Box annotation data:
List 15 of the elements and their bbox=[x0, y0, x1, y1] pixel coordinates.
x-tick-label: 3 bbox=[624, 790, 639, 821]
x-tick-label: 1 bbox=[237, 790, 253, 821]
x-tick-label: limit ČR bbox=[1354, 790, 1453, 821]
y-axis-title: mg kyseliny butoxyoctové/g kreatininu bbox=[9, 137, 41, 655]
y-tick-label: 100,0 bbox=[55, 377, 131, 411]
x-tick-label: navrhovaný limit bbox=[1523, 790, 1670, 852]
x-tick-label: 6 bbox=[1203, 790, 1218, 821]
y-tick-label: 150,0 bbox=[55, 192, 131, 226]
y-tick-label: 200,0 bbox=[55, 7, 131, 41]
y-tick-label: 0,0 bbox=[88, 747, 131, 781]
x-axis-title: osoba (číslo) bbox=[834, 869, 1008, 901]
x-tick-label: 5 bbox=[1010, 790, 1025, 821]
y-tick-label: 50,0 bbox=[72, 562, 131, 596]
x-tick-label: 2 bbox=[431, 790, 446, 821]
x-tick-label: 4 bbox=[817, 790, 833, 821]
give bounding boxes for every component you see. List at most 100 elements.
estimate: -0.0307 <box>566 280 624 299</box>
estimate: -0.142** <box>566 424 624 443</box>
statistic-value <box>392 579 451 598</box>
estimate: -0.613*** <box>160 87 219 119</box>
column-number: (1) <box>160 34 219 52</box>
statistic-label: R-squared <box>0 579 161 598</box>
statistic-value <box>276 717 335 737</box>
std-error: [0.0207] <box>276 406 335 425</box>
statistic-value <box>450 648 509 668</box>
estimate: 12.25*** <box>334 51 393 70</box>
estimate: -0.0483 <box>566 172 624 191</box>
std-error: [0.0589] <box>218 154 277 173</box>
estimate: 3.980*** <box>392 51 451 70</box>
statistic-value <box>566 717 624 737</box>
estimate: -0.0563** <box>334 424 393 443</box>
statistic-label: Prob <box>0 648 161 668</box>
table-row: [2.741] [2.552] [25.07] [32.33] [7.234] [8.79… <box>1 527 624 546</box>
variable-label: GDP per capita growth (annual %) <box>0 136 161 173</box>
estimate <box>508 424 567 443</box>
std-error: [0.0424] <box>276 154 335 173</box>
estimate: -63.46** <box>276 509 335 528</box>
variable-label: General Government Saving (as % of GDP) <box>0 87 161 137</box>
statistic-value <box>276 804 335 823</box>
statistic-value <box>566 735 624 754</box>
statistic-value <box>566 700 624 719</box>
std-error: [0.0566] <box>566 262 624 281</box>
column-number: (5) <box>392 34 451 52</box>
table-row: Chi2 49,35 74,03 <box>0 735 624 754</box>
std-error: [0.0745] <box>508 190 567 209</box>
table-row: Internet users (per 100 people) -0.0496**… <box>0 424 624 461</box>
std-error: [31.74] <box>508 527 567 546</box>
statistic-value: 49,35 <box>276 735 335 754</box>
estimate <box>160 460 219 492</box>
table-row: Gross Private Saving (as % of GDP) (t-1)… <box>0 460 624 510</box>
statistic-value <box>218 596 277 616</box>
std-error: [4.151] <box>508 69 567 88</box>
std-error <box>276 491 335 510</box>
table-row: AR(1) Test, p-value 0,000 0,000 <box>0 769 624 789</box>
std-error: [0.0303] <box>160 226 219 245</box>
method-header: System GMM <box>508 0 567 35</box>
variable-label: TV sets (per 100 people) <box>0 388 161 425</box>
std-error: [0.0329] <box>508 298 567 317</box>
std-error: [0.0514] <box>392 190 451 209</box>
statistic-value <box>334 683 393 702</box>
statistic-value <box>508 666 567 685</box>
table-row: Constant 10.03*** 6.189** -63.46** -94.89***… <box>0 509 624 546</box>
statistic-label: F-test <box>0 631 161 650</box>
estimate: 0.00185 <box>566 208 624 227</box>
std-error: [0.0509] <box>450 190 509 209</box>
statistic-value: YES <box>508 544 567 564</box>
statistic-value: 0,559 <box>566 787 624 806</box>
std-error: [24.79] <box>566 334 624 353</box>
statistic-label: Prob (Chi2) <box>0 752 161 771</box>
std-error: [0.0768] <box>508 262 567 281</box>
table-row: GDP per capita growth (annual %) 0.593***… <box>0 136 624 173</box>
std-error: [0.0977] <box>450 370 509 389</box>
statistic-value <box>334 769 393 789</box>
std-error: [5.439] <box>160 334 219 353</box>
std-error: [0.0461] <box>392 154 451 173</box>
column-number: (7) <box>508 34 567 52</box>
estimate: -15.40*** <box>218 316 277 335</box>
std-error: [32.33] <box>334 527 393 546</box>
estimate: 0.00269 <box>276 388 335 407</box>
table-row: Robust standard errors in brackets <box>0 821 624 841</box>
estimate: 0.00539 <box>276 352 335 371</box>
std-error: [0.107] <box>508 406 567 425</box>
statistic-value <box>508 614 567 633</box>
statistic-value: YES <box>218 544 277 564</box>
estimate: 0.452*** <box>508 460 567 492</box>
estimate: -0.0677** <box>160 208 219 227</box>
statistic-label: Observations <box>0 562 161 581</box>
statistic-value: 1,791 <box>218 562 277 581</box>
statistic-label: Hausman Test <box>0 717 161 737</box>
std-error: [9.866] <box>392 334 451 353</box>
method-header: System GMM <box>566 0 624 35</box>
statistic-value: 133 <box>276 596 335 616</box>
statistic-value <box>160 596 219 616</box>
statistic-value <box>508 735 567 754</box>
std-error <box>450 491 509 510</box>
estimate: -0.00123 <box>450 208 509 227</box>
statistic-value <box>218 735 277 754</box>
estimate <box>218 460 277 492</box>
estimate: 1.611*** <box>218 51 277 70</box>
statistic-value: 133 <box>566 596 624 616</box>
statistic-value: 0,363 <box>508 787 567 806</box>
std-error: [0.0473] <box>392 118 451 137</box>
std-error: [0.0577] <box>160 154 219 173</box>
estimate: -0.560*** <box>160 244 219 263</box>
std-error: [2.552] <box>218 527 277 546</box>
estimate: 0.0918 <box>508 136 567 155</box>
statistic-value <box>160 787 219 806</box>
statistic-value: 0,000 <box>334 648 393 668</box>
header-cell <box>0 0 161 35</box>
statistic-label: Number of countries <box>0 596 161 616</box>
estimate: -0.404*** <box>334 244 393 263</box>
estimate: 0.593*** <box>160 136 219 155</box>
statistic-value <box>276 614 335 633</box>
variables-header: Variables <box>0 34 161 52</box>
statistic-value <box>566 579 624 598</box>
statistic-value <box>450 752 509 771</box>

Problem requirements | Reproduce all of the rows above word for word, line by line, with nothing changed.

Exercise solution |
List 15 of the elements and their bbox=[x0, y0, x1, y1] pixel coordinates.
x-tick-label: 3 bbox=[624, 790, 639, 821]
x-tick-label: 1 bbox=[237, 790, 253, 821]
x-tick-label: limit ČR bbox=[1354, 790, 1453, 821]
y-axis-title: mg kyseliny butoxyoctové/g kreatininu bbox=[9, 137, 41, 655]
y-tick-label: 100,0 bbox=[55, 377, 131, 411]
x-tick-label: navrhovaný limit bbox=[1523, 790, 1670, 852]
x-tick-label: 6 bbox=[1203, 790, 1218, 821]
y-tick-label: 150,0 bbox=[55, 192, 131, 226]
y-tick-label: 200,0 bbox=[55, 7, 131, 41]
y-tick-label: 0,0 bbox=[88, 747, 131, 781]
x-axis-title: osoba (číslo) bbox=[834, 869, 1008, 901]
x-tick-label: 5 bbox=[1010, 790, 1025, 821]
y-tick-label: 50,0 bbox=[72, 562, 131, 596]
x-tick-label: 2 bbox=[431, 790, 446, 821]
x-tick-label: 4 bbox=[817, 790, 833, 821]
give bounding boxes for every component you see. List at most 100 elements.
estimate: -0.0307 <box>566 280 624 299</box>
estimate: -0.142** <box>566 424 624 443</box>
statistic-value <box>392 579 451 598</box>
estimate: -0.613*** <box>160 87 219 119</box>
column-number: (1) <box>160 34 219 52</box>
statistic-label: R-squared <box>0 579 161 598</box>
statistic-value <box>276 717 335 737</box>
std-error: [0.0207] <box>276 406 335 425</box>
statistic-value <box>450 648 509 668</box>
estimate: 12.25*** <box>334 51 393 70</box>
estimate: -0.0483 <box>566 172 624 191</box>
std-error: [0.0589] <box>218 154 277 173</box>
estimate: 3.980*** <box>392 51 451 70</box>
statistic-value <box>566 717 624 737</box>
estimate: -0.0563** <box>334 424 393 443</box>
statistic-label: Prob <box>0 648 161 668</box>
table-row: [2.741] [2.552] [25.07] [32.33] [7.234] [8.79… <box>1 527 624 546</box>
variable-label: GDP per capita growth (annual %) <box>0 136 161 173</box>
estimate <box>508 424 567 443</box>
std-error: [0.0424] <box>276 154 335 173</box>
estimate: -63.46** <box>276 509 335 528</box>
variable-label: General Government Saving (as % of GDP) <box>0 87 161 137</box>
statistic-value <box>276 804 335 823</box>
statistic-value <box>566 735 624 754</box>
statistic-value <box>566 700 624 719</box>
std-error: [0.0566] <box>566 262 624 281</box>
column-number: (5) <box>392 34 451 52</box>
table-row: Chi2 49,35 74,03 <box>0 735 624 754</box>
std-error: [0.0745] <box>508 190 567 209</box>
table-row: Internet users (per 100 people) -0.0496**… <box>0 424 624 461</box>
std-error: [31.74] <box>508 527 567 546</box>
statistic-value: 49,35 <box>276 735 335 754</box>
estimate <box>160 460 219 492</box>
table-row: Gross Private Saving (as % of GDP) (t-1)… <box>0 460 624 510</box>
statistic-value <box>218 596 277 616</box>
std-error: [4.151] <box>508 69 567 88</box>
std-error <box>276 491 335 510</box>
table-row: AR(1) Test, p-value 0,000 0,000 <box>0 769 624 789</box>
std-error: [0.0303] <box>160 226 219 245</box>
method-header: System GMM <box>508 0 567 35</box>
variable-label: TV sets (per 100 people) <box>0 388 161 425</box>
std-error: [0.0329] <box>508 298 567 317</box>
std-error: [0.0514] <box>392 190 451 209</box>
statistic-value <box>334 683 393 702</box>
statistic-value <box>508 666 567 685</box>
table-row: Constant 10.03*** 6.189** -63.46** -94.89***… <box>0 509 624 546</box>
statistic-label: F-test <box>0 631 161 650</box>
estimate: 0.00185 <box>566 208 624 227</box>
std-error: [0.0509] <box>450 190 509 209</box>
statistic-value: YES <box>508 544 567 564</box>
statistic-value: 0,559 <box>566 787 624 806</box>
std-error: [24.79] <box>566 334 624 353</box>
statistic-label: Prob (Chi2) <box>0 752 161 771</box>
std-error: [0.0768] <box>508 262 567 281</box>
table-row: GDP per capita growth (annual %) 0.593***… <box>0 136 624 173</box>
std-error: [0.0977] <box>450 370 509 389</box>
statistic-value <box>334 769 393 789</box>
std-error: [5.439] <box>160 334 219 353</box>
std-error: [0.0461] <box>392 154 451 173</box>
column-number: (7) <box>508 34 567 52</box>
estimate: -15.40*** <box>218 316 277 335</box>
std-error: [32.33] <box>334 527 393 546</box>
estimate: 0.00269 <box>276 388 335 407</box>
table-row: Robust standard errors in brackets <box>0 821 624 841</box>
estimate: 0.00539 <box>276 352 335 371</box>
std-error: [0.107] <box>508 406 567 425</box>
statistic-value <box>508 614 567 633</box>
statistic-value: YES <box>218 544 277 564</box>
estimate: 0.452*** <box>508 460 567 492</box>
estimate: -0.0677** <box>160 208 219 227</box>
statistic-label: Observations <box>0 562 161 581</box>
statistic-value: 1,791 <box>218 562 277 581</box>
statistic-label: Hausman Test <box>0 717 161 737</box>
std-error: [9.866] <box>392 334 451 353</box>
method-header: System GMM <box>566 0 624 35</box>
statistic-value: 133 <box>276 596 335 616</box>
statistic-value <box>160 596 219 616</box>
statistic-value <box>508 735 567 754</box>
std-error <box>450 491 509 510</box>
estimate: -0.00123 <box>450 208 509 227</box>
statistic-value <box>218 735 277 754</box>
estimate <box>218 460 277 492</box>
estimate: 1.611*** <box>218 51 277 70</box>
statistic-value: 133 <box>566 596 624 616</box>
statistic-value: 0,363 <box>508 787 567 806</box>
std-error: [0.0473] <box>392 118 451 137</box>
std-error: [0.0577] <box>160 154 219 173</box>
estimate: -0.560*** <box>160 244 219 263</box>
std-error: [2.552] <box>218 527 277 546</box>
estimate: 0.0918 <box>508 136 567 155</box>
statistic-value <box>160 787 219 806</box>
statistic-value: 0,000 <box>334 648 393 668</box>
header-cell <box>0 0 161 35</box>
statistic-label: Number of countries <box>0 596 161 616</box>
estimate: -0.404*** <box>334 244 393 263</box>
estimate: 0.593*** <box>160 136 219 155</box>
statistic-value <box>276 614 335 633</box>
variables-header: Variables <box>0 34 161 52</box>
statistic-value <box>566 579 624 598</box>
statistic-value <box>450 752 509 771</box>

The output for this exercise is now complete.